[Stored entries]
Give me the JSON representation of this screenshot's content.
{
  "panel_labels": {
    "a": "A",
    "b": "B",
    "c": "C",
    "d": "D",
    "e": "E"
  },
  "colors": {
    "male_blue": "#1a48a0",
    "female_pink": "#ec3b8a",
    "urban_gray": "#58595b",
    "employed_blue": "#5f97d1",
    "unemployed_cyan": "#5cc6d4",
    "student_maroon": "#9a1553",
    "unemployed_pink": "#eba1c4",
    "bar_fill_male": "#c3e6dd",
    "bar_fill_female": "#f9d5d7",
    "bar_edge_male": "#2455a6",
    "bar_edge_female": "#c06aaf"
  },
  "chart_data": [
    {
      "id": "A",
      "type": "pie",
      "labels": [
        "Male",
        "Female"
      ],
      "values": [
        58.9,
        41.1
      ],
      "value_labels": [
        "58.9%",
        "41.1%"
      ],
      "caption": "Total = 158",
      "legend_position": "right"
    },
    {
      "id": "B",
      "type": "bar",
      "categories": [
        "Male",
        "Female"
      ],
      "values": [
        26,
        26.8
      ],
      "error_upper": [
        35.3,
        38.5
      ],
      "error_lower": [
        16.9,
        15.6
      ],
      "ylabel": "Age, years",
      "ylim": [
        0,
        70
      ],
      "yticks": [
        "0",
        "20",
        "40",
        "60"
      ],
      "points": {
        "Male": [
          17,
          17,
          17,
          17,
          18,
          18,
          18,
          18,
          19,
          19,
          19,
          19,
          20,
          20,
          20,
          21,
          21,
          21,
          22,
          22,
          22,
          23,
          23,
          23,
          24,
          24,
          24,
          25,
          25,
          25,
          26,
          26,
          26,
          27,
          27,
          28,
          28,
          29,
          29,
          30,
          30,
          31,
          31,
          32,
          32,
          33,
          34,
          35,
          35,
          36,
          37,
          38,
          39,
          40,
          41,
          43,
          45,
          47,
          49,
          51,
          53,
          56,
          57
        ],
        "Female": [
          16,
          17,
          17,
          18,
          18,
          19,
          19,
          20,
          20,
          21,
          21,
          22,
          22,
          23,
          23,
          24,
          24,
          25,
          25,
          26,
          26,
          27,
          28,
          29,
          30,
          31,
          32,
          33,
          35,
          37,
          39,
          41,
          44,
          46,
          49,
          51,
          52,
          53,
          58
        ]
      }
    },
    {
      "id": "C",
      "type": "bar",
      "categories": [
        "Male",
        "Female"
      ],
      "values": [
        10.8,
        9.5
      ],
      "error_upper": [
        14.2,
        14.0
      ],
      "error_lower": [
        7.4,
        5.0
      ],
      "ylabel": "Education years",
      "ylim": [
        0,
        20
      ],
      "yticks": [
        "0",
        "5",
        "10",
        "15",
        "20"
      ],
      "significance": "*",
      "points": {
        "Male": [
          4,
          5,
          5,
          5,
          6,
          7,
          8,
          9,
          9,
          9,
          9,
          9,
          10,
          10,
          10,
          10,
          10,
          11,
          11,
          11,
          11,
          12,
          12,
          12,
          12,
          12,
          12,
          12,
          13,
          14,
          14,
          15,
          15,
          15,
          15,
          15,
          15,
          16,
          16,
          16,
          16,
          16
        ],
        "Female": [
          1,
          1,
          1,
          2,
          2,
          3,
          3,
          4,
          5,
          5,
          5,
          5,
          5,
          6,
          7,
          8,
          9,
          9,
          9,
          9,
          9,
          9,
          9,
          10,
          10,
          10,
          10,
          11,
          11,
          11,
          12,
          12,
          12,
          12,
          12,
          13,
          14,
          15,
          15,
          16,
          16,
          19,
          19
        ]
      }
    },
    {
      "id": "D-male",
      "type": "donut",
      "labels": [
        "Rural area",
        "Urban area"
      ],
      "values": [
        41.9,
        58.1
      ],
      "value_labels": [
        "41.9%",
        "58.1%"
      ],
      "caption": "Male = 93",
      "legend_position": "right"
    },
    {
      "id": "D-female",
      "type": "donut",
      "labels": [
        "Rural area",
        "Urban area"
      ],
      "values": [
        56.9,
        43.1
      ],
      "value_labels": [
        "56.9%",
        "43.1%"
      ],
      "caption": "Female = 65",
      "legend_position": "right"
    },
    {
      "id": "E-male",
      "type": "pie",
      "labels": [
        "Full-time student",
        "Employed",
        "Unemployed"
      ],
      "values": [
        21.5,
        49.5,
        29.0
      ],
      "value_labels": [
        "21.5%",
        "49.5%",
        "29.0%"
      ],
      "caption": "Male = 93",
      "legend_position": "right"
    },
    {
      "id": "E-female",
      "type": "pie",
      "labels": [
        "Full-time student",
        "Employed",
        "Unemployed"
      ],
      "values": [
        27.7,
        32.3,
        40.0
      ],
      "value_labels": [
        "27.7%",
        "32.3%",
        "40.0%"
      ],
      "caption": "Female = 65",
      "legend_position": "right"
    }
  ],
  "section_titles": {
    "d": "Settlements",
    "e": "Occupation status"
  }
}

* [Task brief]: Copy out the full listing exactly.

* [Solution to this exercise]:
Give me the JSON representation of this screenshot's content.
{
  "panel_labels": {
    "a": "A",
    "b": "B",
    "c": "C",
    "d": "D",
    "e": "E"
  },
  "colors": {
    "male_blue": "#1a48a0",
    "female_pink": "#ec3b8a",
    "urban_gray": "#58595b",
    "employed_blue": "#5f97d1",
    "unemployed_cyan": "#5cc6d4",
    "student_maroon": "#9a1553",
    "unemployed_pink": "#eba1c4",
    "bar_fill_male": "#c3e6dd",
    "bar_fill_female": "#f9d5d7",
    "bar_edge_male": "#2455a6",
    "bar_edge_female": "#c06aaf"
  },
  "chart_data": [
    {
      "id": "A",
      "type": "pie",
      "labels": [
        "Male",
        "Female"
      ],
      "values": [
        58.9,
        41.1
      ],
      "value_labels": [
        "58.9%",
        "41.1%"
      ],
      "caption": "Total = 158",
      "legend_position": "right"
    },
    {
      "id": "B",
      "type": "bar",
      "categories": [
        "Male",
        "Female"
      ],
      "values": [
        26,
        26.8
      ],
      "error_upper": [
        35.3,
        38.5
      ],
      "error_lower": [
        16.9,
        15.6
      ],
      "ylabel": "Age, years",
      "ylim": [
        0,
        70
      ],
      "yticks": [
        "0",
        "20",
        "40",
        "60"
      ],
      "points": {
        "Male": [
          17,
          17,
          17,
          17,
          18,
          18,
          18,
          18,
          19,
          19,
          19,
          19,
          20,
          20,
          20,
          21,
          21,
          21,
          22,
          22,
          22,
          23,
          23,
          23,
          24,
          24,
          24,
          25,
          25,
          25,
          26,
          26,
          26,
          27,
          27,
          28,
          28,
          29,
          29,
          30,
          30,
          31,
          31,
          32,
          32,
          33,
          34,
          35,
          35,
          36,
          37,
          38,
          39,
          40,
          41,
          43,
          45,
          47,
          49,
          51,
          53,
          56,
          57
        ],
        "Female": [
          16,
          17,
          17,
          18,
          18,
          19,
          19,
          20,
          20,
          21,
          21,
          22,
          22,
          23,
          23,
          24,
          24,
          25,
          25,
          26,
          26,
          27,
          28,
          29,
          30,
          31,
          32,
          33,
          35,
          37,
          39,
          41,
          44,
          46,
          49,
          51,
          52,
          53,
          58
        ]
      }
    },
    {
      "id": "C",
      "type": "bar",
      "categories": [
        "Male",
        "Female"
      ],
      "values": [
        10.8,
        9.5
      ],
      "error_upper": [
        14.2,
        14.0
      ],
      "error_lower": [
        7.4,
        5.0
      ],
      "ylabel": "Education years",
      "ylim": [
        0,
        20
      ],
      "yticks": [
        "0",
        "5",
        "10",
        "15",
        "20"
      ],
      "significance": "*",
      "points": {
        "Male": [
          4,
          5,
          5,
          5,
          6,
          7,
          8,
          9,
          9,
          9,
          9,
          9,
          10,
          10,
          10,
          10,
          10,
          11,
          11,
          11,
          11,
          12,
          12,
          12,
          12,
          12,
          12,
          12,
          13,
          14,
          14,
          15,
          15,
          15,
          15,
          15,
          15,
          16,
          16,
          16,
          16,
          16
        ],
        "Female": [
          1,
          1,
          1,
          2,
          2,
          3,
          3,
          4,
          5,
          5,
          5,
          5,
          5,
          6,
          7,
          8,
          9,
          9,
          9,
          9,
          9,
          9,
          9,
          10,
          10,
          10,
          10,
          11,
          11,
          11,
          12,
          12,
          12,
          12,
          12,
          13,
          14,
          15,
          15,
          16,
          16,
          19,
          19
        ]
      }
    },
    {
      "id": "D-male",
      "type": "donut",
      "labels": [
        "Rural area",
        "Urban area"
      ],
      "values": [
        41.9,
        58.1
      ],
      "value_labels": [
        "41.9%",
        "58.1%"
      ],
      "caption": "Male = 93",
      "legend_position": "right"
    },
    {
      "id": "D-female",
      "type": "donut",
      "labels": [
        "Rural area",
        "Urban area"
      ],
      "values": [
        56.9,
        43.1
      ],
      "value_labels": [
        "56.9%",
        "43.1%"
      ],
      "caption": "Female = 65",
      "legend_position": "right"
    },
    {
      "id": "E-male",
      "type": "pie",
      "labels": [
        "Full-time student",
        "Employed",
        "Unemployed"
      ],
      "values": [
        21.5,
        49.5,
        29.0
      ],
      "value_labels": [
        "21.5%",
        "49.5%",
        "29.0%"
      ],
      "caption": "Male = 93",
      "legend_position": "right"
    },
    {
      "id": "E-female",
      "type": "pie",
      "labels": [
        "Full-time student",
        "Employed",
        "Unemployed"
      ],
      "values": [
        27.7,
        32.3,
        40.0
      ],
      "value_labels": [
        "27.7%",
        "32.3%",
        "40.0%"
      ],
      "caption": "Female = 65",
      "legend_position": "right"
    }
  ],
  "section_titles": {
    "d": "Settlements",
    "e": "Occupation status"
  }
}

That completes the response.